WHAT NEEDS TO BE DONE —
Without the pictures, return each record as it appears.

DATA RECORDS —
================

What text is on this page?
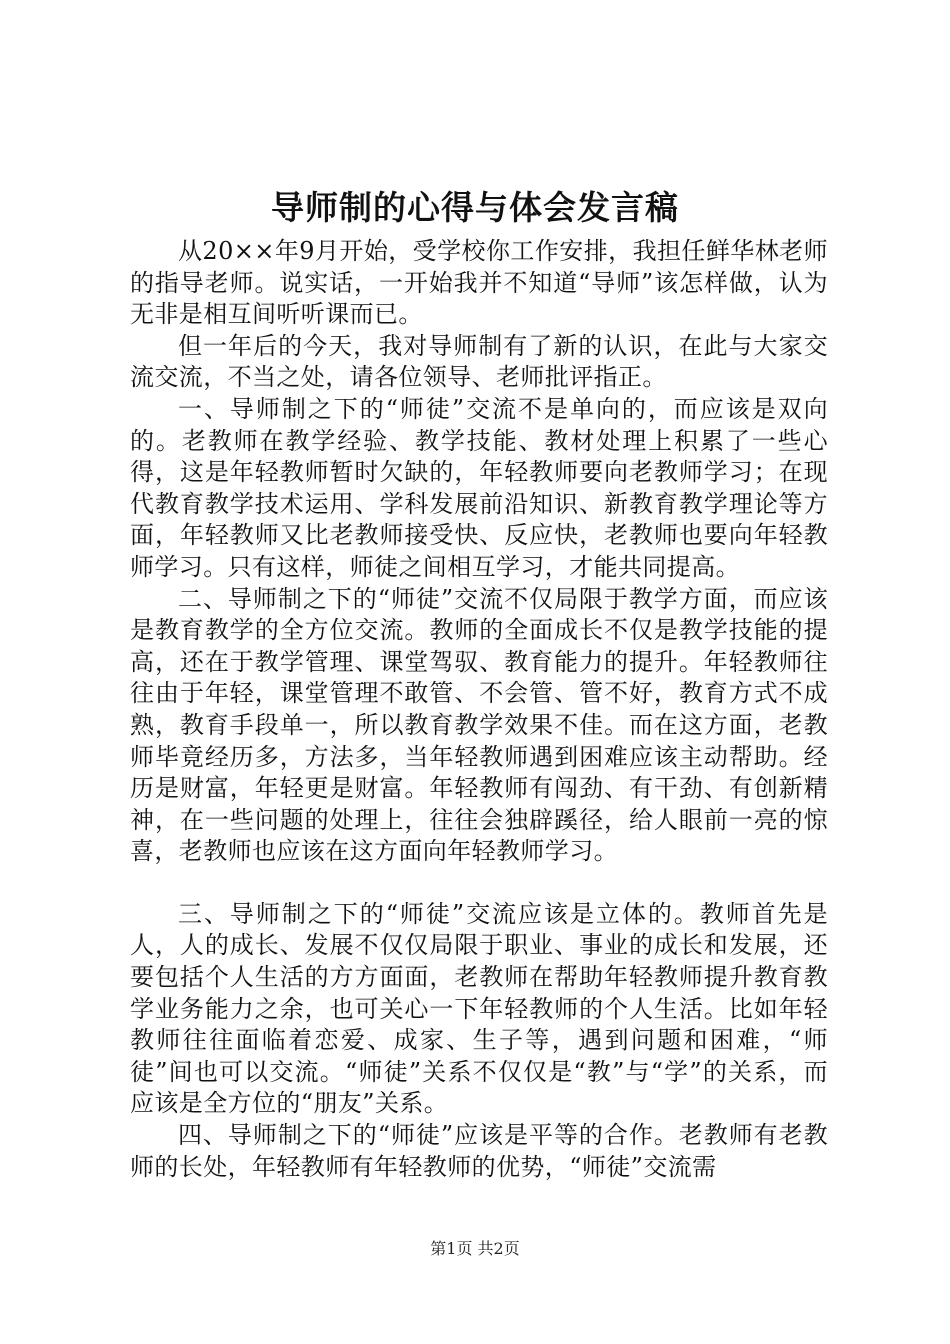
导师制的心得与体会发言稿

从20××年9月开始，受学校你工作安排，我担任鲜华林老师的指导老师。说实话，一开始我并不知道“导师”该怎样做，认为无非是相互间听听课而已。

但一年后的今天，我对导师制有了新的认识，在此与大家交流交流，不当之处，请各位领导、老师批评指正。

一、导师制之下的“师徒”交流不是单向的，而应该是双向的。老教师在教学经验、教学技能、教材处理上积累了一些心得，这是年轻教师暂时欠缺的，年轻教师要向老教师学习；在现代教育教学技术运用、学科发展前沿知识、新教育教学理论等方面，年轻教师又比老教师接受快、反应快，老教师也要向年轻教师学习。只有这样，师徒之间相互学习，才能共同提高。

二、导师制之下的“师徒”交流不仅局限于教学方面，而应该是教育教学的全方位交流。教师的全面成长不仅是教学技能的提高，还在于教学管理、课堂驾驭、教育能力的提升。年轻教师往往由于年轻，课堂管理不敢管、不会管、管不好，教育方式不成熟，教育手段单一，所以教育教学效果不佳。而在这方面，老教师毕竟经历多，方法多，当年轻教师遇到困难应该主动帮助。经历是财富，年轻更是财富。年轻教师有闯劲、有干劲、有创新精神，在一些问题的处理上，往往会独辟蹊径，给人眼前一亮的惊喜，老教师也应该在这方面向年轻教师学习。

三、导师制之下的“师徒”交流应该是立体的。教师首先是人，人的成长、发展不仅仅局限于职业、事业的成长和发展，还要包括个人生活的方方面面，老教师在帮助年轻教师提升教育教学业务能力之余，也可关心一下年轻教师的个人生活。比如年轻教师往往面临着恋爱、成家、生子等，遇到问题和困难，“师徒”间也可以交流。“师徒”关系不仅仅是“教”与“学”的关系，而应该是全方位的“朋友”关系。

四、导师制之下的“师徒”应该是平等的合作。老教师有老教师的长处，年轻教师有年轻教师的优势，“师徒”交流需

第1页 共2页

================

FULL SOLUTION —
What text is on this page?
导师制的心得与体会发言稿

从20××年9月开始，受学校你工作安排，我担任鲜华林老师的指导老师。说实话，一开始我并不知道“导师”该怎样做，认为无非是相互间听听课而已。

但一年后的今天，我对导师制有了新的认识，在此与大家交流交流，不当之处，请各位领导、老师批评指正。

一、导师制之下的“师徒”交流不是单向的，而应该是双向的。老教师在教学经验、教学技能、教材处理上积累了一些心得，这是年轻教师暂时欠缺的，年轻教师要向老教师学习；在现代教育教学技术运用、学科发展前沿知识、新教育教学理论等方面，年轻教师又比老教师接受快、反应快，老教师也要向年轻教师学习。只有这样，师徒之间相互学习，才能共同提高。

二、导师制之下的“师徒”交流不仅局限于教学方面，而应该是教育教学的全方位交流。教师的全面成长不仅是教学技能的提高，还在于教学管理、课堂驾驭、教育能力的提升。年轻教师往往由于年轻，课堂管理不敢管、不会管、管不好，教育方式不成熟，教育手段单一，所以教育教学效果不佳。而在这方面，老教师毕竟经历多，方法多，当年轻教师遇到困难应该主动帮助。经历是财富，年轻更是财富。年轻教师有闯劲、有干劲、有创新精神，在一些问题的处理上，往往会独辟蹊径，给人眼前一亮的惊喜，老教师也应该在这方面向年轻教师学习。

三、导师制之下的“师徒”交流应该是立体的。教师首先是人，人的成长、发展不仅仅局限于职业、事业的成长和发展，还要包括个人生活的方方面面，老教师在帮助年轻教师提升教育教学业务能力之余，也可关心一下年轻教师的个人生活。比如年轻教师往往面临着恋爱、成家、生子等，遇到问题和困难，“师徒”间也可以交流。“师徒”关系不仅仅是“教”与“学”的关系，而应该是全方位的“朋友”关系。

四、导师制之下的“师徒”应该是平等的合作。老教师有老教师的长处，年轻教师有年轻教师的优势，“师徒”交流需

第1页 共2页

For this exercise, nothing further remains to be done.